Reproduce all the lines below exactly and omit the images.
___ Supplied material ___
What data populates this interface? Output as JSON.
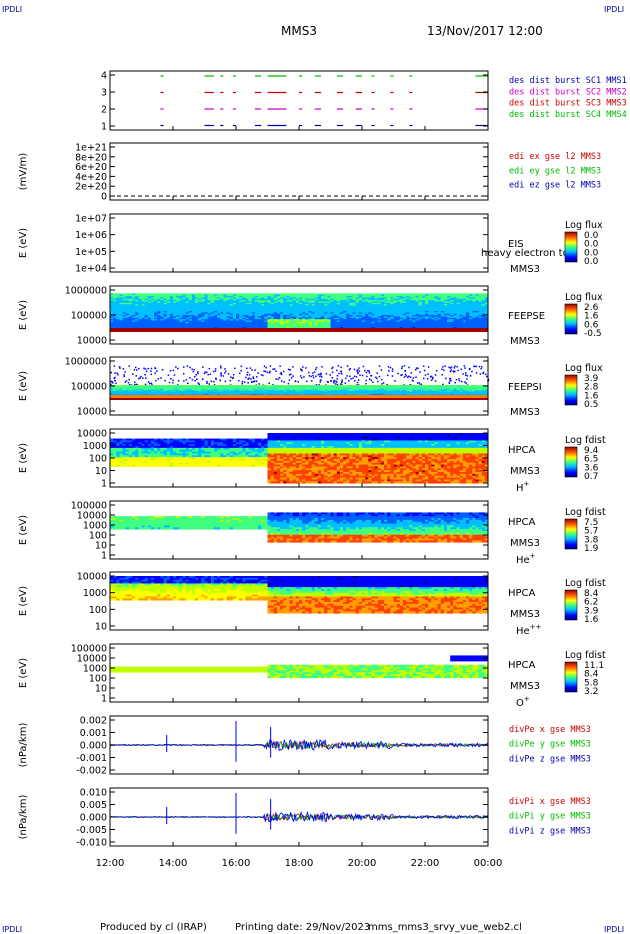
{
  "header": {
    "corner_label": "IPDLI",
    "spacecraft": "MMS3",
    "datetime": "13/Nov/2017 12:00"
  },
  "footer": {
    "produced_by": "Produced by cl (IRAP)",
    "printing_date": "Printing date: 29/Nov/2023",
    "file": "mms_mms3_srvy_vue_web2.cl"
  },
  "colors": {
    "mms1": "#0000aa",
    "mms2": "#cc00cc",
    "mms3": "#cc0000",
    "mms4": "#00bb00"
  },
  "chart_data": {
    "type": "multi-panel",
    "x_axis": {
      "ticks": [
        "12:00",
        "14:00",
        "16:00",
        "18:00",
        "20:00",
        "22:00",
        "00:00"
      ],
      "range_hours": [
        12,
        24
      ]
    },
    "panels": [
      {
        "id": "burst",
        "ylabel": "",
        "yticks": [
          "4",
          "3",
          "2",
          "1"
        ],
        "legend": [
          {
            "label": "des dist burst SC1 MMS1",
            "color": "#0000aa"
          },
          {
            "label": "des dist burst SC2 MMS2",
            "color": "#cc00cc"
          },
          {
            "label": "des dist burst SC3 MMS3",
            "color": "#cc0000"
          },
          {
            "label": "des dist burst SC4 MMS4",
            "color": "#00bb00"
          }
        ]
      },
      {
        "id": "edi",
        "ylabel": "(mV/m)",
        "yticks": [
          "1e+21",
          "8e+20",
          "6e+20",
          "4e+20",
          "2e+20",
          "0"
        ],
        "legend": [
          {
            "label": "edi ex gse l2 MMS3",
            "color": "#cc0000"
          },
          {
            "label": "edi ey gse l2 MMS3",
            "color": "#00bb00"
          },
          {
            "label": "edi ez gse l2 MMS3",
            "color": "#0000aa"
          }
        ]
      },
      {
        "id": "eis",
        "ylabel": "E (eV)",
        "yticks": [
          "1e+07",
          "1e+06",
          "1e+05",
          "1e+04"
        ],
        "title": "EIS",
        "overlay": "heavy electron to",
        "sc": "MMS3",
        "cbar_title": "Log flux",
        "cbar_ticks": [
          "0.0",
          "0.0",
          "0.0",
          "0.0"
        ]
      },
      {
        "id": "feepse",
        "ylabel": "E (eV)",
        "yticks": [
          "1000000",
          "100000",
          "10000"
        ],
        "title": "FEEPSE",
        "sc": "MMS3",
        "cbar_title": "Log flux",
        "cbar_ticks": [
          "2.6",
          "1.6",
          "0.6",
          "-0.5"
        ]
      },
      {
        "id": "feepsi",
        "ylabel": "E (eV)",
        "yticks": [
          "1000000",
          "100000",
          "10000"
        ],
        "title": "FEEPSI",
        "sc": "MMS3",
        "cbar_title": "Log flux",
        "cbar_ticks": [
          "3.9",
          "2.8",
          "1.6",
          "0.5"
        ]
      },
      {
        "id": "hpca_h",
        "ylabel": "E (eV)",
        "yticks": [
          "10000",
          "1000",
          "100",
          "10",
          "1"
        ],
        "title": "HPCA",
        "sc": "MMS3",
        "species": "H",
        "species_sup": "+",
        "cbar_title": "Log fdist",
        "cbar_ticks": [
          "9.4",
          "6.5",
          "3.6",
          "0.7"
        ]
      },
      {
        "id": "hpca_he",
        "ylabel": "E (eV)",
        "yticks": [
          "100000",
          "10000",
          "1000",
          "100",
          "10",
          "1"
        ],
        "title": "HPCA",
        "sc": "MMS3",
        "species": "He",
        "species_sup": "+",
        "cbar_title": "Log fdist",
        "cbar_ticks": [
          "7.5",
          "5.7",
          "3.8",
          "1.9"
        ]
      },
      {
        "id": "hpca_hepp",
        "ylabel": "E (eV)",
        "yticks": [
          "10000",
          "1000",
          "100",
          "10"
        ],
        "title": "HPCA",
        "sc": "MMS3",
        "species": "He",
        "species_sup": "++",
        "cbar_title": "Log fdist",
        "cbar_ticks": [
          "8.4",
          "6.2",
          "3.9",
          "1.6"
        ]
      },
      {
        "id": "hpca_o",
        "ylabel": "E (eV)",
        "yticks": [
          "100000",
          "10000",
          "1000",
          "100",
          "10",
          "1"
        ],
        "title": "HPCA",
        "sc": "MMS3",
        "species": "O",
        "species_sup": "+",
        "cbar_title": "Log fdist",
        "cbar_ticks": [
          "11.1",
          "8.4",
          "5.8",
          "3.2"
        ]
      },
      {
        "id": "divpe",
        "ylabel": "(nPa/km)",
        "yticks": [
          "0.002",
          "0.001",
          "0.000",
          "-0.001",
          "-0.002"
        ],
        "legend": [
          {
            "label": "divPe x gse MMS3",
            "color": "#cc0000"
          },
          {
            "label": "divPe y gse MMS3",
            "color": "#00bb00"
          },
          {
            "label": "divPe z gse MMS3",
            "color": "#0000aa"
          }
        ]
      },
      {
        "id": "divpi",
        "ylabel": "(nPa/km)",
        "yticks": [
          "0.010",
          "0.005",
          "0.000",
          "-0.005",
          "-0.010"
        ],
        "legend": [
          {
            "label": "divPi x gse MMS3",
            "color": "#cc0000"
          },
          {
            "label": "divPi y gse MMS3",
            "color": "#00bb00"
          },
          {
            "label": "divPi z gse MMS3",
            "color": "#0000aa"
          }
        ]
      }
    ]
  }
}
___
Solution for this exercise =
What data populates this interface? Output as JSON.
{
  "header": {
    "corner_label": "IPDLI",
    "spacecraft": "MMS3",
    "datetime": "13/Nov/2017 12:00"
  },
  "footer": {
    "produced_by": "Produced by cl (IRAP)",
    "printing_date": "Printing date: 29/Nov/2023",
    "file": "mms_mms3_srvy_vue_web2.cl"
  },
  "colors": {
    "mms1": "#0000aa",
    "mms2": "#cc00cc",
    "mms3": "#cc0000",
    "mms4": "#00bb00"
  },
  "chart_data": {
    "type": "multi-panel",
    "x_axis": {
      "ticks": [
        "12:00",
        "14:00",
        "16:00",
        "18:00",
        "20:00",
        "22:00",
        "00:00"
      ],
      "range_hours": [
        12,
        24
      ]
    },
    "panels": [
      {
        "id": "burst",
        "ylabel": "",
        "yticks": [
          "4",
          "3",
          "2",
          "1"
        ],
        "legend": [
          {
            "label": "des dist burst SC1 MMS1",
            "color": "#0000aa"
          },
          {
            "label": "des dist burst SC2 MMS2",
            "color": "#cc00cc"
          },
          {
            "label": "des dist burst SC3 MMS3",
            "color": "#cc0000"
          },
          {
            "label": "des dist burst SC4 MMS4",
            "color": "#00bb00"
          }
        ]
      },
      {
        "id": "edi",
        "ylabel": "(mV/m)",
        "yticks": [
          "1e+21",
          "8e+20",
          "6e+20",
          "4e+20",
          "2e+20",
          "0"
        ],
        "legend": [
          {
            "label": "edi ex gse l2 MMS3",
            "color": "#cc0000"
          },
          {
            "label": "edi ey gse l2 MMS3",
            "color": "#00bb00"
          },
          {
            "label": "edi ez gse l2 MMS3",
            "color": "#0000aa"
          }
        ]
      },
      {
        "id": "eis",
        "ylabel": "E (eV)",
        "yticks": [
          "1e+07",
          "1e+06",
          "1e+05",
          "1e+04"
        ],
        "title": "EIS",
        "overlay": "heavy electron to",
        "sc": "MMS3",
        "cbar_title": "Log flux",
        "cbar_ticks": [
          "0.0",
          "0.0",
          "0.0",
          "0.0"
        ]
      },
      {
        "id": "feepse",
        "ylabel": "E (eV)",
        "yticks": [
          "1000000",
          "100000",
          "10000"
        ],
        "title": "FEEPSE",
        "sc": "MMS3",
        "cbar_title": "Log flux",
        "cbar_ticks": [
          "2.6",
          "1.6",
          "0.6",
          "-0.5"
        ]
      },
      {
        "id": "feepsi",
        "ylabel": "E (eV)",
        "yticks": [
          "1000000",
          "100000",
          "10000"
        ],
        "title": "FEEPSI",
        "sc": "MMS3",
        "cbar_title": "Log flux",
        "cbar_ticks": [
          "3.9",
          "2.8",
          "1.6",
          "0.5"
        ]
      },
      {
        "id": "hpca_h",
        "ylabel": "E (eV)",
        "yticks": [
          "10000",
          "1000",
          "100",
          "10",
          "1"
        ],
        "title": "HPCA",
        "sc": "MMS3",
        "species": "H",
        "species_sup": "+",
        "cbar_title": "Log fdist",
        "cbar_ticks": [
          "9.4",
          "6.5",
          "3.6",
          "0.7"
        ]
      },
      {
        "id": "hpca_he",
        "ylabel": "E (eV)",
        "yticks": [
          "100000",
          "10000",
          "1000",
          "100",
          "10",
          "1"
        ],
        "title": "HPCA",
        "sc": "MMS3",
        "species": "He",
        "species_sup": "+",
        "cbar_title": "Log fdist",
        "cbar_ticks": [
          "7.5",
          "5.7",
          "3.8",
          "1.9"
        ]
      },
      {
        "id": "hpca_hepp",
        "ylabel": "E (eV)",
        "yticks": [
          "10000",
          "1000",
          "100",
          "10"
        ],
        "title": "HPCA",
        "sc": "MMS3",
        "species": "He",
        "species_sup": "++",
        "cbar_title": "Log fdist",
        "cbar_ticks": [
          "8.4",
          "6.2",
          "3.9",
          "1.6"
        ]
      },
      {
        "id": "hpca_o",
        "ylabel": "E (eV)",
        "yticks": [
          "100000",
          "10000",
          "1000",
          "100",
          "10",
          "1"
        ],
        "title": "HPCA",
        "sc": "MMS3",
        "species": "O",
        "species_sup": "+",
        "cbar_title": "Log fdist",
        "cbar_ticks": [
          "11.1",
          "8.4",
          "5.8",
          "3.2"
        ]
      },
      {
        "id": "divpe",
        "ylabel": "(nPa/km)",
        "yticks": [
          "0.002",
          "0.001",
          "0.000",
          "-0.001",
          "-0.002"
        ],
        "legend": [
          {
            "label": "divPe x gse MMS3",
            "color": "#cc0000"
          },
          {
            "label": "divPe y gse MMS3",
            "color": "#00bb00"
          },
          {
            "label": "divPe z gse MMS3",
            "color": "#0000aa"
          }
        ]
      },
      {
        "id": "divpi",
        "ylabel": "(nPa/km)",
        "yticks": [
          "0.010",
          "0.005",
          "0.000",
          "-0.005",
          "-0.010"
        ],
        "legend": [
          {
            "label": "divPi x gse MMS3",
            "color": "#cc0000"
          },
          {
            "label": "divPi y gse MMS3",
            "color": "#00bb00"
          },
          {
            "label": "divPi z gse MMS3",
            "color": "#0000aa"
          }
        ]
      }
    ]
  }
}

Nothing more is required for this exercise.